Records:
========
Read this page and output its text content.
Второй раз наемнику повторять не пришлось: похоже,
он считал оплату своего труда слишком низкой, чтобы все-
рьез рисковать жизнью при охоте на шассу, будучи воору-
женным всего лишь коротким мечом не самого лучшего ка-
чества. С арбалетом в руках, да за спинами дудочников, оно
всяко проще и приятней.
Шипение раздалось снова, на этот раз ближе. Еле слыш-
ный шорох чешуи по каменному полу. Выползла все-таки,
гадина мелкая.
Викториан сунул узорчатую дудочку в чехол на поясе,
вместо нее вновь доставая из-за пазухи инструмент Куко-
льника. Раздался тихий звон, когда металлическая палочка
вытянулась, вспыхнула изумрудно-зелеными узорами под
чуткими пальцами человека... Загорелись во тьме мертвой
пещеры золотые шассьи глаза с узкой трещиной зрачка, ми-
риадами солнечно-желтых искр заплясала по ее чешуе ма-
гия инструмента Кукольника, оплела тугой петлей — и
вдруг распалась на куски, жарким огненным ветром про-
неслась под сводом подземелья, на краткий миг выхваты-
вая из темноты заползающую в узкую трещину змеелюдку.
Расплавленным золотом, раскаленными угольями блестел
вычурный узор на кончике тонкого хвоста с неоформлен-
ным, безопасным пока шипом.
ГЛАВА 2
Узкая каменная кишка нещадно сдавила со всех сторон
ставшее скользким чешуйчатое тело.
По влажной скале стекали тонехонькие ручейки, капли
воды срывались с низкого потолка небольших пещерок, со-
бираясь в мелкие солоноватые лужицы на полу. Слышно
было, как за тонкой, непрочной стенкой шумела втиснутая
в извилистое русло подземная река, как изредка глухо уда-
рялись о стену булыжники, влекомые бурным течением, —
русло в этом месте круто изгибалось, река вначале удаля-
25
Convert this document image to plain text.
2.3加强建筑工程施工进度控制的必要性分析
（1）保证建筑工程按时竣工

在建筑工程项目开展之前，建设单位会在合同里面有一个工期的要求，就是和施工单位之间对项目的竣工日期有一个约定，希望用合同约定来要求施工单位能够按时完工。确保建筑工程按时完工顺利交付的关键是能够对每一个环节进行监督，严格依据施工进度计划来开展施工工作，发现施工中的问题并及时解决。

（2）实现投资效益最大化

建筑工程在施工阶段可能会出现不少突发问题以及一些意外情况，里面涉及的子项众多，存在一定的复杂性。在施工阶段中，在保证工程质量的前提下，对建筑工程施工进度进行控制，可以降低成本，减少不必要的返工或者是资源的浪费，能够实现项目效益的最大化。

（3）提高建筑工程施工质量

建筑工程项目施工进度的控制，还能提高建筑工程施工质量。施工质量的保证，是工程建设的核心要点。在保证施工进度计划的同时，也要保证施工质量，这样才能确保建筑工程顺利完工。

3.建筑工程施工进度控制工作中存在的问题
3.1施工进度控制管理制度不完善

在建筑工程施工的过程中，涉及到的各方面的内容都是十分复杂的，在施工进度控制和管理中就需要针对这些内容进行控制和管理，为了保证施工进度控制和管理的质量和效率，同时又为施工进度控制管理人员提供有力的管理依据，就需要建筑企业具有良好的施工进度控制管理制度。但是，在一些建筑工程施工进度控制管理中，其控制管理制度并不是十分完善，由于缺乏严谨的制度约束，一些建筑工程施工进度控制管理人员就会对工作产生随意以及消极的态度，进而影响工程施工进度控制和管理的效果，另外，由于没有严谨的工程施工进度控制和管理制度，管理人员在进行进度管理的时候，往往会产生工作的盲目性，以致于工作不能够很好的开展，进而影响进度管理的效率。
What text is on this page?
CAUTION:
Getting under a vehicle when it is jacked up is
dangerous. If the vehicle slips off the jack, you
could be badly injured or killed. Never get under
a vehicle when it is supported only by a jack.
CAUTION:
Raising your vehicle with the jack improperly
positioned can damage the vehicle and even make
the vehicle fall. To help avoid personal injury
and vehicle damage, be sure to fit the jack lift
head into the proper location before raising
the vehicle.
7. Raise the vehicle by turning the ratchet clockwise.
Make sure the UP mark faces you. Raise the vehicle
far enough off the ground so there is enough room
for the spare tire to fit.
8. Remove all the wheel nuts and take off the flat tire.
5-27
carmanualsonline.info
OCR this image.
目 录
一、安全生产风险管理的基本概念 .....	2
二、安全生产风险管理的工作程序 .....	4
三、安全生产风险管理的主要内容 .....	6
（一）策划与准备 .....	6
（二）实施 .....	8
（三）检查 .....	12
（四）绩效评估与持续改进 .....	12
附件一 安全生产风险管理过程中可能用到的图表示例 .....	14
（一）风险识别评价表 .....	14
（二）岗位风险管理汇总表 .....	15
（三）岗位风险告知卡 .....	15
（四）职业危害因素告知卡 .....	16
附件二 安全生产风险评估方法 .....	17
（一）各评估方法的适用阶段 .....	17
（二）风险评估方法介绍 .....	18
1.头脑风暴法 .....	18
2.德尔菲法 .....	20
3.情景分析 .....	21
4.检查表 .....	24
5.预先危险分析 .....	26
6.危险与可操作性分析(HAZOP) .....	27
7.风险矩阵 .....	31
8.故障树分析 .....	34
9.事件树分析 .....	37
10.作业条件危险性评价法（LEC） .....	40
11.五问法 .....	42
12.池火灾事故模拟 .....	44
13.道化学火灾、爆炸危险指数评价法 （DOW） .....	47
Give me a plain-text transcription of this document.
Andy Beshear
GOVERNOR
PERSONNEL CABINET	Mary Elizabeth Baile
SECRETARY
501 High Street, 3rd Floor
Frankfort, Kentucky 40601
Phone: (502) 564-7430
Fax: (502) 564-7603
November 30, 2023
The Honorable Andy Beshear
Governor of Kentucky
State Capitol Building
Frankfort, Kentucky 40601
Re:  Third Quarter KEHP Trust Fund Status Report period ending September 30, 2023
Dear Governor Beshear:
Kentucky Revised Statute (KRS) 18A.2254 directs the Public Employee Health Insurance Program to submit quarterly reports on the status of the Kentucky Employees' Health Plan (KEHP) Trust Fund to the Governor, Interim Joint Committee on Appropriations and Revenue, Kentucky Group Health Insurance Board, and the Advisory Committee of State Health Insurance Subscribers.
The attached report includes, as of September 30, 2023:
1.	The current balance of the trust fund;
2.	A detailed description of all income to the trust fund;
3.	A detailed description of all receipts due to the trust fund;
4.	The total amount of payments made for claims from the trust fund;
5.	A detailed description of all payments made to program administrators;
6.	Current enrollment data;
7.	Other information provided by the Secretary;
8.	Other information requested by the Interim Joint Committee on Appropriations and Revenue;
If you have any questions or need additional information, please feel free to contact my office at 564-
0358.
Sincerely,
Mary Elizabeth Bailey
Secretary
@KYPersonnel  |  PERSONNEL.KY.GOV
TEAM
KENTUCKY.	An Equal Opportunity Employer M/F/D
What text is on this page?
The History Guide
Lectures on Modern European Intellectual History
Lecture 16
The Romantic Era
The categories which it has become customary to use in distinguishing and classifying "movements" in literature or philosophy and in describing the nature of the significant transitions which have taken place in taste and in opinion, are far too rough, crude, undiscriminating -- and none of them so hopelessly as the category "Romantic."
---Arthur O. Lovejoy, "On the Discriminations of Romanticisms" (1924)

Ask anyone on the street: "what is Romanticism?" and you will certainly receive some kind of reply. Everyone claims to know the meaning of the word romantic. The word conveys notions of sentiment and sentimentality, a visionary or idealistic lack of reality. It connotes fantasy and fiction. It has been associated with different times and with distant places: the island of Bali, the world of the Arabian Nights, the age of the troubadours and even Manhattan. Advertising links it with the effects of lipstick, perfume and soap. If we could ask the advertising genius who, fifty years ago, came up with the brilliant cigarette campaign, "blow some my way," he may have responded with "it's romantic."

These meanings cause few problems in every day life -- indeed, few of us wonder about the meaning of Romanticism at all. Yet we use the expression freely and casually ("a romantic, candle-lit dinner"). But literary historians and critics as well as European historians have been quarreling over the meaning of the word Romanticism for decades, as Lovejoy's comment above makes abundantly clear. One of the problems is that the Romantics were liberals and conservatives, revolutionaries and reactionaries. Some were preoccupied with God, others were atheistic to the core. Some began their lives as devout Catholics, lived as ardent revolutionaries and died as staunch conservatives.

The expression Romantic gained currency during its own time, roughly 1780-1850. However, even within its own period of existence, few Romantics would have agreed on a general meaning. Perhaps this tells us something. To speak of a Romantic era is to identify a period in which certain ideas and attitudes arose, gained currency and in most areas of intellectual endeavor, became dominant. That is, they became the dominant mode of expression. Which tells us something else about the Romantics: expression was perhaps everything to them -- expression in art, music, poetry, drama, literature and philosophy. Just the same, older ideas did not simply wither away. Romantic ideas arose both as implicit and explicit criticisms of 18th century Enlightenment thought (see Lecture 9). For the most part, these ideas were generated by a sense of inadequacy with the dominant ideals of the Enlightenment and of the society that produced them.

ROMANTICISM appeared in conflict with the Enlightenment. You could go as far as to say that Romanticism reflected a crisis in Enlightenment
========
• [THE TASK]: How many of these lines contain "detailed"? Write only the number.

• [SOLVED PROBLEM]: 3